* begin ROWS *

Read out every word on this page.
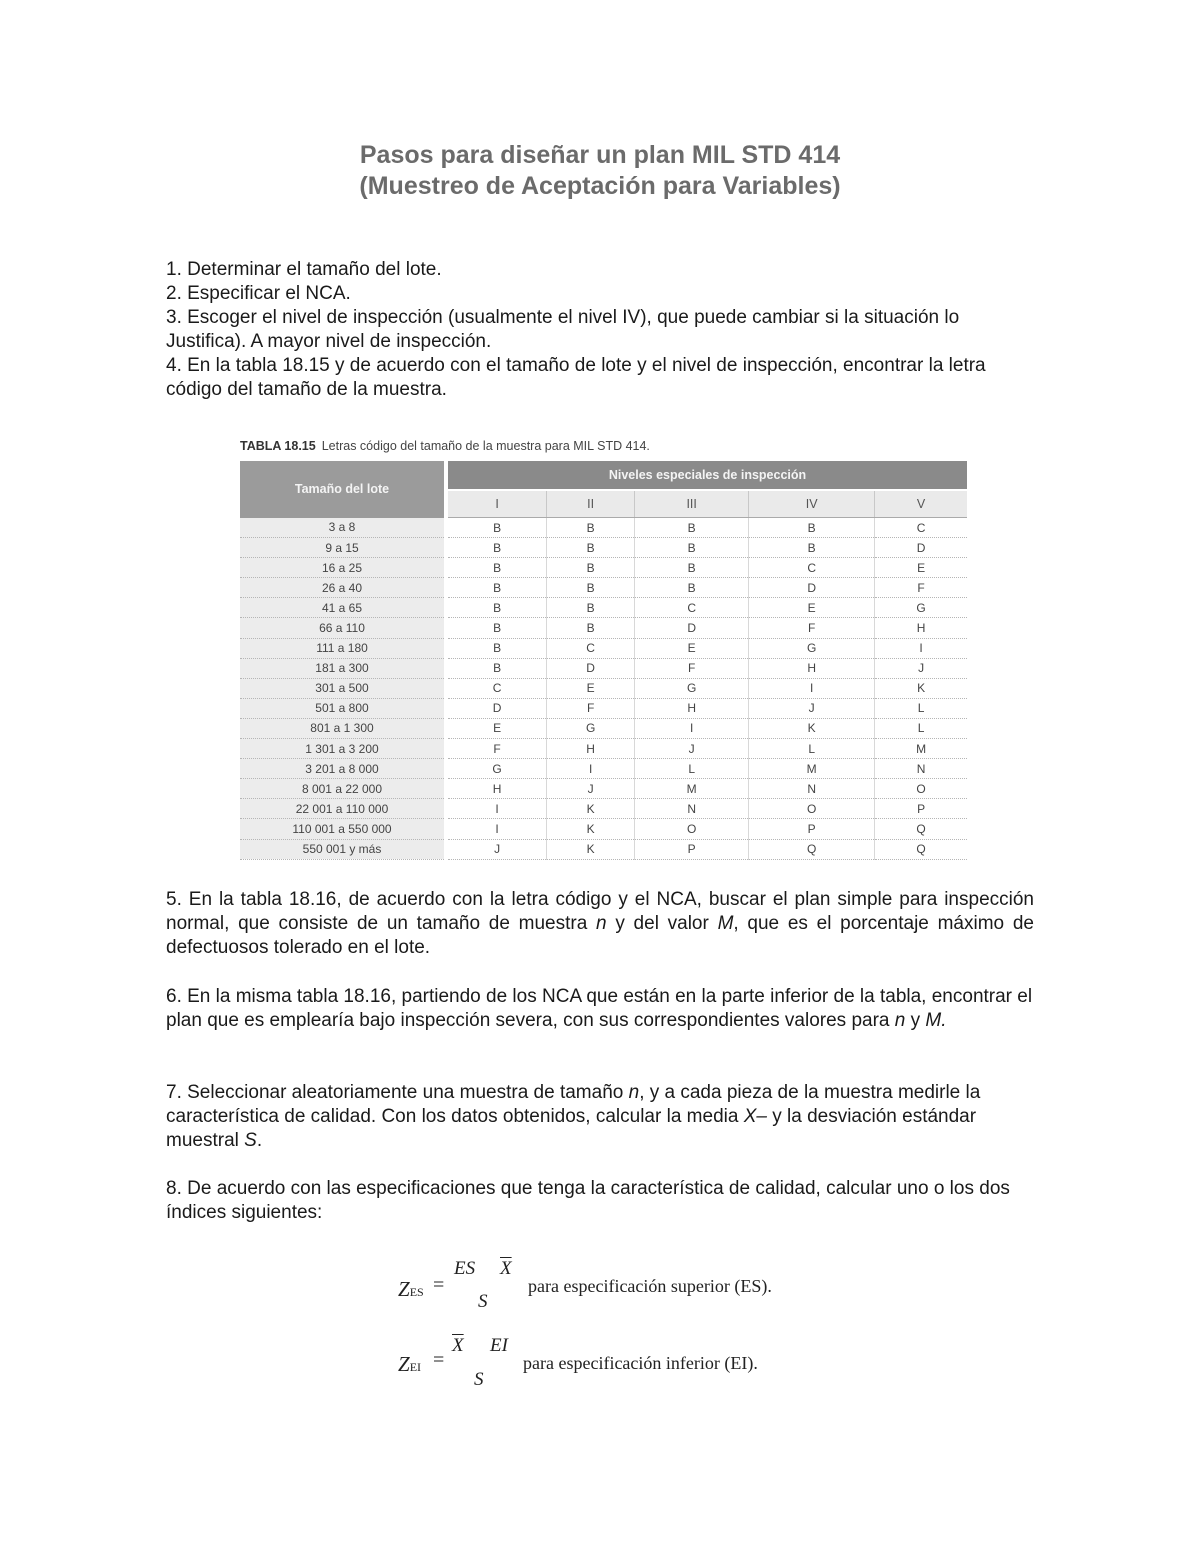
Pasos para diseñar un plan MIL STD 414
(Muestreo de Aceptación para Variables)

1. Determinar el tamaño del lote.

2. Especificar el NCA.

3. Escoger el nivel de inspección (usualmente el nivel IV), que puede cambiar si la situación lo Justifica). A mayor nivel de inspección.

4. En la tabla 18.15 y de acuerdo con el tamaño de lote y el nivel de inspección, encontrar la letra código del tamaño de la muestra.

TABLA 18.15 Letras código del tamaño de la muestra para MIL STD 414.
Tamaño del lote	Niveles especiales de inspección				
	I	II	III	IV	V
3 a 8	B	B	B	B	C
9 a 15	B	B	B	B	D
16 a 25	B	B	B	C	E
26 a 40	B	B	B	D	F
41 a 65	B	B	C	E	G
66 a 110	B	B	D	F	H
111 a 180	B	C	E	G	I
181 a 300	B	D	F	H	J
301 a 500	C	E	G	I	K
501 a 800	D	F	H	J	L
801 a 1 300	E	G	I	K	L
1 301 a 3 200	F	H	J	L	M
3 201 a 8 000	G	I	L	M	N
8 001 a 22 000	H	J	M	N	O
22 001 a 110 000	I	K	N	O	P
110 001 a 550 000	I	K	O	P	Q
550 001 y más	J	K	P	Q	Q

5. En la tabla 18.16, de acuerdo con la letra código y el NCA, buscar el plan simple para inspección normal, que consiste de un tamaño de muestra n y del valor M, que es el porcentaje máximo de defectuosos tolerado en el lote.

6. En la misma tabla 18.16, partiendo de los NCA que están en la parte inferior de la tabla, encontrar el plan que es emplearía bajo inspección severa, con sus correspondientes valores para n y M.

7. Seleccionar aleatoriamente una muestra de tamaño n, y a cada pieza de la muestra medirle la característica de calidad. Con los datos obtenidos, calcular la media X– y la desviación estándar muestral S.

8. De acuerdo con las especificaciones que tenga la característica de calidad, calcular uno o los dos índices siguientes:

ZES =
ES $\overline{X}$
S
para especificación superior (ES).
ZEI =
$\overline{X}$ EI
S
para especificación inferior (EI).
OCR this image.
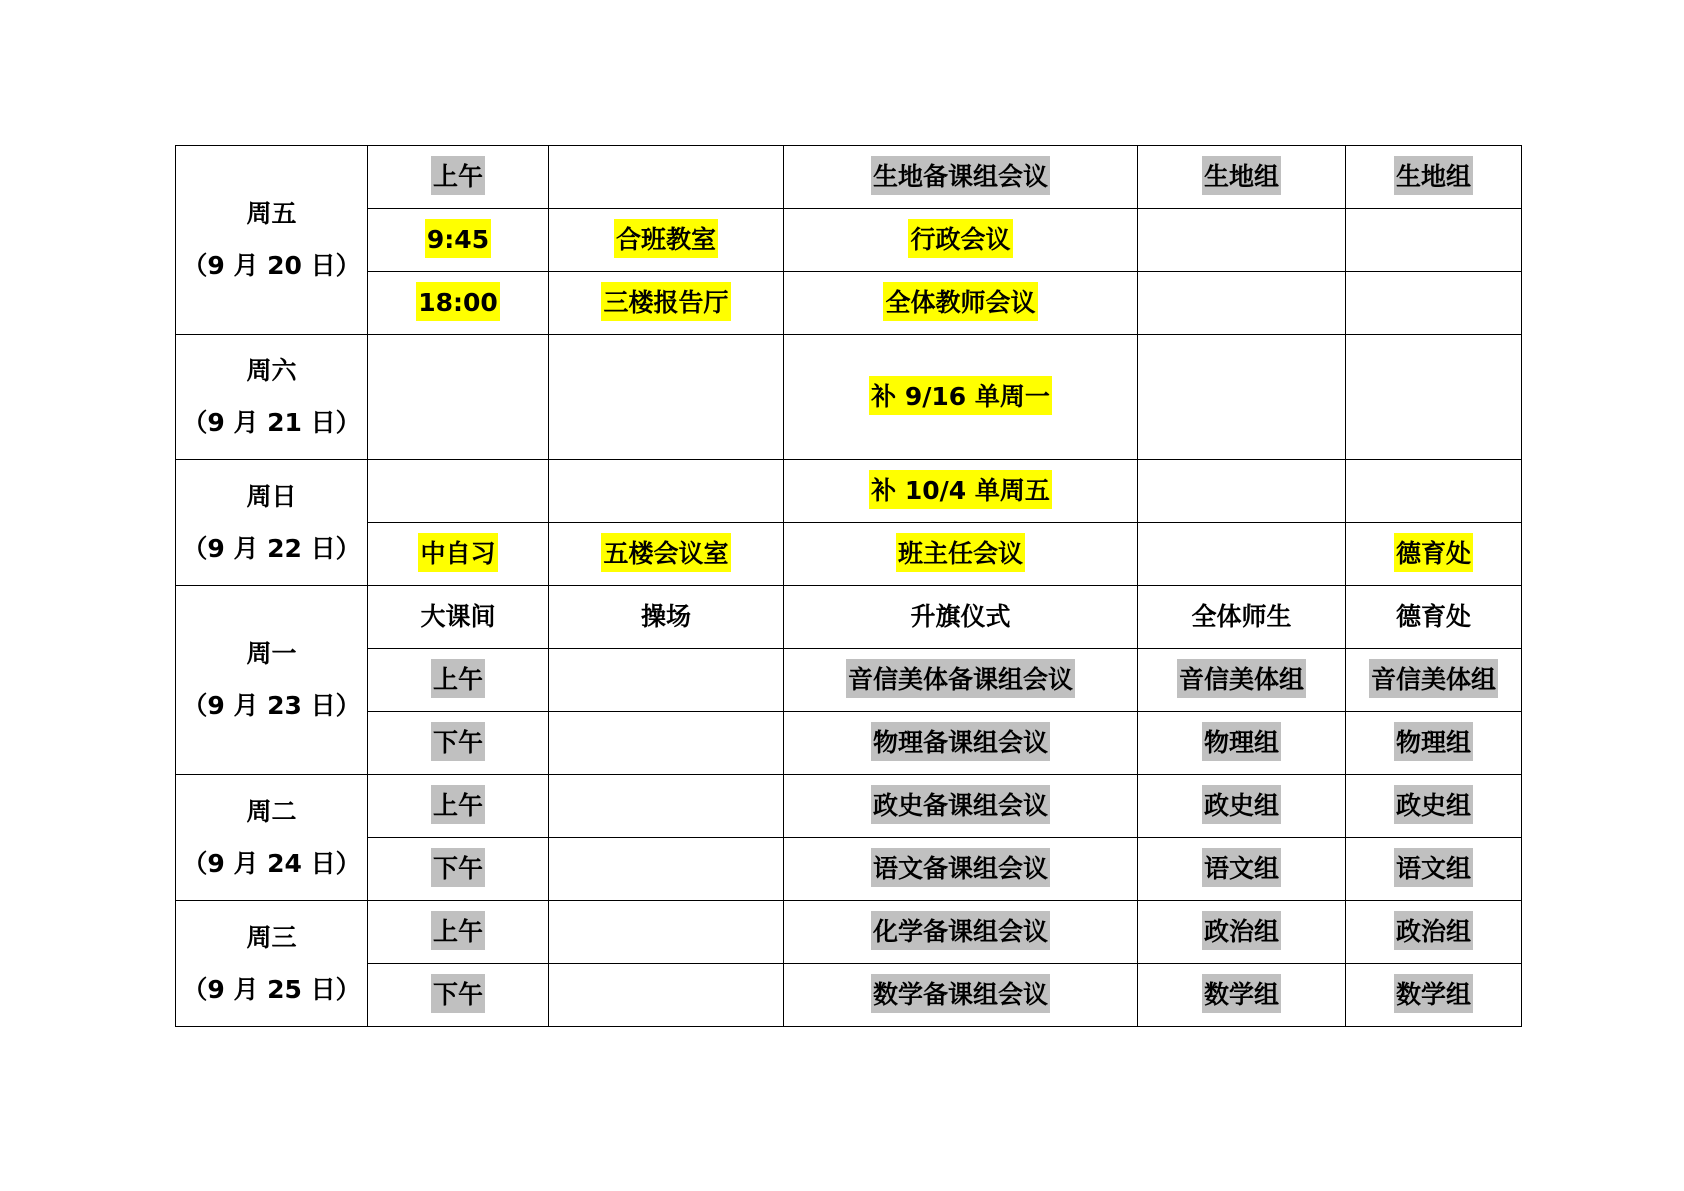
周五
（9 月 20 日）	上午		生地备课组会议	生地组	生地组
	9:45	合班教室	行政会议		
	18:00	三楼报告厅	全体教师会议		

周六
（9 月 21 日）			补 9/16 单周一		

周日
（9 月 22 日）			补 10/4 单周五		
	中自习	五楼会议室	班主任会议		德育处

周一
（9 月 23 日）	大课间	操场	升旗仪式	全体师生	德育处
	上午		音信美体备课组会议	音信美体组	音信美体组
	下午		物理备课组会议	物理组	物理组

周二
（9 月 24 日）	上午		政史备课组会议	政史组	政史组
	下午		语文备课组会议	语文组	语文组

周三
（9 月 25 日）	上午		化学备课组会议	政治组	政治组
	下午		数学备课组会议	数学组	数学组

* end ROWS *

#### [EXERCISE BRIEF]
From the listing, copy each line containing the word "calidad".

#### [EXERCISE RESPONSE]
7. Seleccionar aleatoriamente una muestra de tamaño n, y a cada pieza de la muestra medirle la característica de calidad. Con los datos obtenidos, calcular la media X– y la desviación estándar muestral S.
8. De acuerdo con las especificaciones que tenga la característica de calidad, calcular uno o los dos índices siguientes:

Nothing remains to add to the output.